__What the exercise asks__: Find the line that contains "Read out every word on this page.". Then set down that line and all the lines after it, to the end of the records, exactly and with nothing added.

__Dataset records__:
>>>

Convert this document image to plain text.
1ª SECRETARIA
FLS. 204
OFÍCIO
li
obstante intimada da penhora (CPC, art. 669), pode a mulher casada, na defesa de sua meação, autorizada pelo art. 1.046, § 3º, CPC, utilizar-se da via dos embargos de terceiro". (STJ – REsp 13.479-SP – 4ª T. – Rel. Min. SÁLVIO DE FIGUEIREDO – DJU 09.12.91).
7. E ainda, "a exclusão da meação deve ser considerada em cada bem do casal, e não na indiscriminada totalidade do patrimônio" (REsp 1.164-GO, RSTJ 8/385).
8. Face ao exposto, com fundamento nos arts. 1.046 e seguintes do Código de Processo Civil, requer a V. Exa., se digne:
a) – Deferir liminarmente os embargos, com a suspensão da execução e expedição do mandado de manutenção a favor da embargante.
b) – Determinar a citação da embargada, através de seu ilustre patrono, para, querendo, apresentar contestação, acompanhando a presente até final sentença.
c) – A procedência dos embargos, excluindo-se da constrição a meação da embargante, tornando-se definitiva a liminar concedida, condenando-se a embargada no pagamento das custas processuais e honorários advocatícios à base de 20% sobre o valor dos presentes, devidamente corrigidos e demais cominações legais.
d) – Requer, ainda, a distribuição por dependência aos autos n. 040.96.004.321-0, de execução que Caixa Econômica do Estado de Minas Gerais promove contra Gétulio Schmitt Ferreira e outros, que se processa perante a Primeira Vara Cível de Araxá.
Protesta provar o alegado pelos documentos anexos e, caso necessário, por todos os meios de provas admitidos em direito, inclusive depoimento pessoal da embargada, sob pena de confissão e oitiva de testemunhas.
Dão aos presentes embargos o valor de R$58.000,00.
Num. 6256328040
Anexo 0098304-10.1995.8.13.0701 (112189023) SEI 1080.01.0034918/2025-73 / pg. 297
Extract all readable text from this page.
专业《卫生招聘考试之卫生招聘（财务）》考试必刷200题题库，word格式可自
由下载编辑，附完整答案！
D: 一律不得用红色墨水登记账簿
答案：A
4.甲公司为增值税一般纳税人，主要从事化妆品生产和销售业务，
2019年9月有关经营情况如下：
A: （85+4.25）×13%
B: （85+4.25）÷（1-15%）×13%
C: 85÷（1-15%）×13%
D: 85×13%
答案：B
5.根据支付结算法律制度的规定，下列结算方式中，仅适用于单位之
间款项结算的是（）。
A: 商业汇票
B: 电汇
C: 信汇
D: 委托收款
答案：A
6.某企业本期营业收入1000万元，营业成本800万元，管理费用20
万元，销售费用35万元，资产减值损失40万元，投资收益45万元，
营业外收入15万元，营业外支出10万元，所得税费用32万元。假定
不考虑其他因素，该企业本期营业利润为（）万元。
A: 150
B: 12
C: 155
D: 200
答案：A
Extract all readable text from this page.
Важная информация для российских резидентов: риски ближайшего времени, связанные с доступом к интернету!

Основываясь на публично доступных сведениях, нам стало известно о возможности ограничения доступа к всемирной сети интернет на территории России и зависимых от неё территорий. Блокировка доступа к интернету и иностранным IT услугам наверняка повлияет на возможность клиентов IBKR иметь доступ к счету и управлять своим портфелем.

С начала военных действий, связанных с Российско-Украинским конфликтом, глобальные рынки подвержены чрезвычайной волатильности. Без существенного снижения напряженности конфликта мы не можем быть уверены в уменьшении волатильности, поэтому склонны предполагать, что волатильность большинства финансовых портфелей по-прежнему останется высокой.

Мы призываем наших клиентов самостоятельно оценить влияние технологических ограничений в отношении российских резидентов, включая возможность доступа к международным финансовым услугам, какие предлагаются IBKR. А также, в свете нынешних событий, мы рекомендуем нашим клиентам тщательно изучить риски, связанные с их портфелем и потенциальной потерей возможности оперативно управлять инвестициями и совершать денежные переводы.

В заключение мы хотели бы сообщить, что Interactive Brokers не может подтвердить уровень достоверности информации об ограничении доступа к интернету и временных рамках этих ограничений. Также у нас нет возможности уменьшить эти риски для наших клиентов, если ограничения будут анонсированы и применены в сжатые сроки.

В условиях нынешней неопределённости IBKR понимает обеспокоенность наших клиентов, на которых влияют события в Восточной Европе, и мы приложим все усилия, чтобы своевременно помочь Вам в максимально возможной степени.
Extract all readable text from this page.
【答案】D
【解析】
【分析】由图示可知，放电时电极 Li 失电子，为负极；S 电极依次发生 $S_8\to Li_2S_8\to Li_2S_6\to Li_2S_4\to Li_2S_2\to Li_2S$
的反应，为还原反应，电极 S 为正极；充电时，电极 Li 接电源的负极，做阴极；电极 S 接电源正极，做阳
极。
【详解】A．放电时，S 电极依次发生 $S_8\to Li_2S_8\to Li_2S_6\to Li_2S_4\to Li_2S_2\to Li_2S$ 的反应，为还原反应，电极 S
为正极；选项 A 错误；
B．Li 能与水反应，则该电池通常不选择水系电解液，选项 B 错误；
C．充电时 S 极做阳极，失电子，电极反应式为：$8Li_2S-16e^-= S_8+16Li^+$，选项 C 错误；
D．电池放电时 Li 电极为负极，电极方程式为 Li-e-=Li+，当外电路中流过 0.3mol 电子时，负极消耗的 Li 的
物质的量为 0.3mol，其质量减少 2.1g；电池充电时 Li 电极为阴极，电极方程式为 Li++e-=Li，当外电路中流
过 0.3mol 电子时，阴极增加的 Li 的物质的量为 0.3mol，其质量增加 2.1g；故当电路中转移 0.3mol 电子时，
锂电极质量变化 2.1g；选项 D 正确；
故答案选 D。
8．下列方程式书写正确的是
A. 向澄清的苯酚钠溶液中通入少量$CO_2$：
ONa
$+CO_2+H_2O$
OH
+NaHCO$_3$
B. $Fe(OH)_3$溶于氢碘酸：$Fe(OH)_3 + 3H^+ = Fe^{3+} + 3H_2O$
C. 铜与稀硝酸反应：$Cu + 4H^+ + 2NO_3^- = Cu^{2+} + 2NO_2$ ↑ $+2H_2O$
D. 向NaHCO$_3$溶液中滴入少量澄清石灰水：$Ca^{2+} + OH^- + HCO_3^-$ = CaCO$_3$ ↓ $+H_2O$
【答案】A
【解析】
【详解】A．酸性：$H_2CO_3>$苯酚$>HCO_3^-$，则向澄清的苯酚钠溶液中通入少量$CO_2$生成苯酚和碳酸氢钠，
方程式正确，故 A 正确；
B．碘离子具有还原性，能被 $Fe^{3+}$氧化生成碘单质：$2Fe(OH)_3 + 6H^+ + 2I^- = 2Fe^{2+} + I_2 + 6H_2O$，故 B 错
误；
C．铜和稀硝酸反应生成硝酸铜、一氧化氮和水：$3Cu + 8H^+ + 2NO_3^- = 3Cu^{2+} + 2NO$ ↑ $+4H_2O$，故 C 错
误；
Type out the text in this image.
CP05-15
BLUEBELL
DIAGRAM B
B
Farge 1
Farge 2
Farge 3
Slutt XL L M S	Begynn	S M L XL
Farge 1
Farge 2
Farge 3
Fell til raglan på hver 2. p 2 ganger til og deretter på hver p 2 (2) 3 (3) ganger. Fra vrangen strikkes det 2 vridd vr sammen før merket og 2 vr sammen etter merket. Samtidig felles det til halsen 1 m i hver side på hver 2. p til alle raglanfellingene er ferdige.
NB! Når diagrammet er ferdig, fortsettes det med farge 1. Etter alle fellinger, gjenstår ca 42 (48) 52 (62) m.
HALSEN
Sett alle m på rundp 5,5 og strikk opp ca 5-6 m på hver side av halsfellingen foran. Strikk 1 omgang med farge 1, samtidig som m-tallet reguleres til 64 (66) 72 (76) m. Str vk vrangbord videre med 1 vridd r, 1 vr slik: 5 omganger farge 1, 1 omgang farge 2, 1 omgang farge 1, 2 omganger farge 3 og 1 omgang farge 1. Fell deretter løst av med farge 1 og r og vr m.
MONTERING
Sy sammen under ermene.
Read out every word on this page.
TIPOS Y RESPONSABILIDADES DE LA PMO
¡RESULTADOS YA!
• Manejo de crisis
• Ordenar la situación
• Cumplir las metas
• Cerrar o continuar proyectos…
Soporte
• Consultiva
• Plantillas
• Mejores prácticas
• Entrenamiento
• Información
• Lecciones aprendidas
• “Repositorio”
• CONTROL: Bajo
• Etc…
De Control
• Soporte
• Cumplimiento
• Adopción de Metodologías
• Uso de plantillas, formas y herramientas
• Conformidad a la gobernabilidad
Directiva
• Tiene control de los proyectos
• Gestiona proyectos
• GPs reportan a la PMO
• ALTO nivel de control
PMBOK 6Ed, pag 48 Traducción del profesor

<<<

__In response__:
Read out every word on this page.
TIPOS Y RESPONSABILIDADES DE LA PMO
¡RESULTADOS YA!
• Manejo de crisis
• Ordenar la situación
• Cumplir las metas
• Cerrar o continuar proyectos…
Soporte
• Consultiva
• Plantillas
• Mejores prácticas
• Entrenamiento
• Información
• Lecciones aprendidas
• “Repositorio”
• CONTROL: Bajo
• Etc…
De Control
• Soporte
• Cumplimiento
• Adopción de Metodologías
• Uso de plantillas, formas y herramientas
• Conformidad a la gobernabilidad
Directiva
• Tiene control de los proyectos
• Gestiona proyectos
• GPs reportan a la PMO
• ALTO nivel de control
PMBOK 6Ed, pag 48 Traducción del profesor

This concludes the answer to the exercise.